**Given problem**
In the listing below, find the line containing "What does this". Write out that line and every line after it to the end, exactly and only those.

>>>

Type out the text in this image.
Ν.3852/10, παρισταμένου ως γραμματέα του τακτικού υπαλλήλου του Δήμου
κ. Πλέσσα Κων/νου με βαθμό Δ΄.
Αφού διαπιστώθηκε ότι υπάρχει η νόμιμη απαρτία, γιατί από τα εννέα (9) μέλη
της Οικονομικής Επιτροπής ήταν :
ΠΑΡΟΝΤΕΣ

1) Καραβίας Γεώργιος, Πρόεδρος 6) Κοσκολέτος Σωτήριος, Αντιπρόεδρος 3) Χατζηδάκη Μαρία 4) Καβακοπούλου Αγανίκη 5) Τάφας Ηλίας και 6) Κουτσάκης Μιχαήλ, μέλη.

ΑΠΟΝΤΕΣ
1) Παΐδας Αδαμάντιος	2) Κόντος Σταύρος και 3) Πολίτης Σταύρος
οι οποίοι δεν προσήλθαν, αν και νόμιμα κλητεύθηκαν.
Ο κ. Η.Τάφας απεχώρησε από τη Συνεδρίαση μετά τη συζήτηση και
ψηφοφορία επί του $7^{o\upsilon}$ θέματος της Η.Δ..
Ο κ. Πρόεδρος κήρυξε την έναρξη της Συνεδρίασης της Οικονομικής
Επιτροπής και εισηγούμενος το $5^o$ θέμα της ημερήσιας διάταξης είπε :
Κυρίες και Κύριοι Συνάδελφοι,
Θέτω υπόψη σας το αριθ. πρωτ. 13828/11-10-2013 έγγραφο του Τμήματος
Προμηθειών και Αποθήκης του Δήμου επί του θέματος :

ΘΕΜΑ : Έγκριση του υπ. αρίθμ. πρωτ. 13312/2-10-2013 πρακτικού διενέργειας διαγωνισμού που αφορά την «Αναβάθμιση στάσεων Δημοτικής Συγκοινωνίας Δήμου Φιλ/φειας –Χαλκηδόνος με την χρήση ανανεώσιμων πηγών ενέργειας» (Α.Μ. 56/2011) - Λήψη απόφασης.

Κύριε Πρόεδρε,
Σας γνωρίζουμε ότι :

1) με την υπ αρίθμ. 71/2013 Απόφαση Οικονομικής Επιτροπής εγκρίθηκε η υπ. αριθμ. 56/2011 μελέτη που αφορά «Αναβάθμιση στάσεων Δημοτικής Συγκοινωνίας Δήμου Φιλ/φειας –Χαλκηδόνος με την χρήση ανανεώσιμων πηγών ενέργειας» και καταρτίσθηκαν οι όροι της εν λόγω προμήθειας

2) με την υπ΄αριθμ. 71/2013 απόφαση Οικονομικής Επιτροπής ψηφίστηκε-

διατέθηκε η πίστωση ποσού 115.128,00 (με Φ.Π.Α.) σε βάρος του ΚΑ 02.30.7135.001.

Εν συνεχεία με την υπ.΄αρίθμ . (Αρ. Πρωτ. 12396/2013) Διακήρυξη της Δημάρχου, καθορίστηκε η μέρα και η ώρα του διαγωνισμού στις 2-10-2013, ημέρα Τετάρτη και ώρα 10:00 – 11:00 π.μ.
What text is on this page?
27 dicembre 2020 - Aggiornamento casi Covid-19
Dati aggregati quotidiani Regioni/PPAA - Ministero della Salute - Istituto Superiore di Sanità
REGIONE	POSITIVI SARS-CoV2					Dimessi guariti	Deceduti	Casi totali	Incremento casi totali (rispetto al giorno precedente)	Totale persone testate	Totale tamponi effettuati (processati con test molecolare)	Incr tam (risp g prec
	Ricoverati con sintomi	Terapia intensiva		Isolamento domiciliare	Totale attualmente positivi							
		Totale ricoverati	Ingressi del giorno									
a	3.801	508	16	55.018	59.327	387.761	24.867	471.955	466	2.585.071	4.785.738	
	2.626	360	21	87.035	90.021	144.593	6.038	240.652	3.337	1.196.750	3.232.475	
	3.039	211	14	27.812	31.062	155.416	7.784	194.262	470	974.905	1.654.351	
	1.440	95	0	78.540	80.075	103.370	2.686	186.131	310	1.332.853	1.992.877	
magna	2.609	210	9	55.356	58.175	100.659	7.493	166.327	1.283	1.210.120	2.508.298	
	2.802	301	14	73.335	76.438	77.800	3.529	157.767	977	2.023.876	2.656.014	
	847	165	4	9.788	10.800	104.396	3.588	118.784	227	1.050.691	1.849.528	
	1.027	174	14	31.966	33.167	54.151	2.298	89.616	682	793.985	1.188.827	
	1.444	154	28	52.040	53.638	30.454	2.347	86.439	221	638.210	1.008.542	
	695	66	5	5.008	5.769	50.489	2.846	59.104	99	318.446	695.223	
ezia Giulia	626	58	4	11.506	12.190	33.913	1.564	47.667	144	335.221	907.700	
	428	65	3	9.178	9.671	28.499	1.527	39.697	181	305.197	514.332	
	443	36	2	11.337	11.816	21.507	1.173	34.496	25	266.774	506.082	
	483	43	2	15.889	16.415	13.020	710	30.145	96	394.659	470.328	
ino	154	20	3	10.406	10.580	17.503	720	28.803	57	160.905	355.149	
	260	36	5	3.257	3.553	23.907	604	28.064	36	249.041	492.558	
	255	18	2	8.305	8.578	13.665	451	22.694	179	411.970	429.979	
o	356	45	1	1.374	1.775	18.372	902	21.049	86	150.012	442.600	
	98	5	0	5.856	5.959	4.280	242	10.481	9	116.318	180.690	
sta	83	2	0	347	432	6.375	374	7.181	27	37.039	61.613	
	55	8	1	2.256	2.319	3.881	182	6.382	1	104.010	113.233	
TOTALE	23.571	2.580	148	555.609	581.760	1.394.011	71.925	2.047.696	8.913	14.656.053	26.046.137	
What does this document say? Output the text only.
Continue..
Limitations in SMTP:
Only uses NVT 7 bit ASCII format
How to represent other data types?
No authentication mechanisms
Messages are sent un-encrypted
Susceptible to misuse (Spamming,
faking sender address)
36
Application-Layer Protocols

<<<

**Task solution**
What does this document say? Output the text only.
Continue..
Limitations in SMTP:
Only uses NVT 7 bit ASCII format
How to represent other data types?
No authentication mechanisms
Messages are sent un-encrypted
Susceptible to misuse (Spamming,
faking sender address)
36
Application-Layer Protocols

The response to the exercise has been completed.